#### Given text ####

My thinking on the best approaches to intervening on a student's behalf is to revisit what makes for good instruction at each developmental level. Phonics, phonemics, and spelling are all good points of focus for our youngest. As student move into those upper elementary years, the focus may still be on some of these areas but should shift more deeply into comprehension at all levels. As students move into their middle school years, comprehension development comes front and center, as should study skills and more composed writing. Can an intervention still include fluency and decoding? Yes. 

I do support several areas at once. Everything is dependent on where a student is when they arrive in my room. If they still need direct and systematic decoding instruction or phonemic development, they get this. And, they receive comprehension work too -if assessments suggest this as a need. (I do sometimes have students who can understand what they read but cannot read with fluidity or decode well enough and that's their only area of given support.)

How I support these students is a heavy blend of published materials that have their instructional lineage dating back to instructional practices before my time, the materials that come from our ELA curriculum, and the many, many, many articles, short stories, and excerpts of good writing that I've collected over the years. The aim at all times is on hitting as many needed areas as possible for as long as it takes. 

Time is the other confused element in the RTI process. I grasp that we do not want students stuck in a world of help and support for their entire academic careers, but framing everything in 8-12 week periods and expecting giants leaps for all is not realistic. Some students truly need a lot of additional support over a long time. No one is denying them a referral either. That is always in the back of an educator's mind when a student cannot seem to close their learning gap.

I recommend, for those that made it this far, that you read Richard Allington's article "What Really Matters When Working With Struggling Readers". He too recognizes the fallacy of RTI as a one-fit approach to helping students.

####

- [Required action]: From the text on reading intervention, copy word for word the passage starting with "How I support" and going on through "their learning gap.".

#### Data for review ####

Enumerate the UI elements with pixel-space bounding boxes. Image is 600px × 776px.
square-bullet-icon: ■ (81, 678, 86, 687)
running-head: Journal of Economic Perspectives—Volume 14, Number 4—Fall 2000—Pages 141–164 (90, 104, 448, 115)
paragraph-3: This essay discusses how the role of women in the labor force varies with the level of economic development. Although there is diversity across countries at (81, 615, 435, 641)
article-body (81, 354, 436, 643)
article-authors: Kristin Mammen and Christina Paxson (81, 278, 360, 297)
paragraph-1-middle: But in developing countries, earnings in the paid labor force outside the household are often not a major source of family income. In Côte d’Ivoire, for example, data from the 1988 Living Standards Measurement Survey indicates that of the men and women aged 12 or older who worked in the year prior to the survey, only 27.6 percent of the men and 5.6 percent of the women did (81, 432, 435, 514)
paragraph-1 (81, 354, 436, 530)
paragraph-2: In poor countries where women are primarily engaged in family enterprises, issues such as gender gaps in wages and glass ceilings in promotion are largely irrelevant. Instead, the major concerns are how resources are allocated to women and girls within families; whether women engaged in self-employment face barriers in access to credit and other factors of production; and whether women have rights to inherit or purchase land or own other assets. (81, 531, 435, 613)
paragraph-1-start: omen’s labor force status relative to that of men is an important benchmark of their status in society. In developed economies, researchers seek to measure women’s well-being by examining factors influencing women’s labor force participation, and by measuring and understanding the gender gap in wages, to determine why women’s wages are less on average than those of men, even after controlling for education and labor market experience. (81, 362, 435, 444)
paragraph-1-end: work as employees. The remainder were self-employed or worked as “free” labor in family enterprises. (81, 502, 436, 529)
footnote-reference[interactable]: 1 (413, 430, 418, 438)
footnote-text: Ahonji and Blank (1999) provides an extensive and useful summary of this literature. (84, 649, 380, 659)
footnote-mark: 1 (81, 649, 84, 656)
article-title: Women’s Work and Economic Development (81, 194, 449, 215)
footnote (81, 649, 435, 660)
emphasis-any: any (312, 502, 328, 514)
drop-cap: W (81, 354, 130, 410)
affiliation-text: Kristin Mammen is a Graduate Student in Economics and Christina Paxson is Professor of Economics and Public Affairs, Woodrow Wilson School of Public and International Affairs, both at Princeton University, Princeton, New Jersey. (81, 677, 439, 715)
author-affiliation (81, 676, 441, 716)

####

- [Task solution]:
How I support these students is a heavy blend of published materials that have their instructional lineage dating back to instructional practices before my time, the materials that come from our ELA curriculum, and the many, many, many articles, short stories, and excerpts of good writing that I've collected over the years. The aim at all times is on hitting as many needed areas as possible for as long as it takes. 

Time is the other confused element in the RTI process. I grasp that we do not want students stuck in a world of help and support for their entire academic careers, but framing everything in 8-12 week periods and expecting giants leaps for all is not realistic. Some students truly need a lot of additional support over a long time. No one is denying them a referral either. That is always in the back of an educator's mind when a student cannot seem to close their learning gap.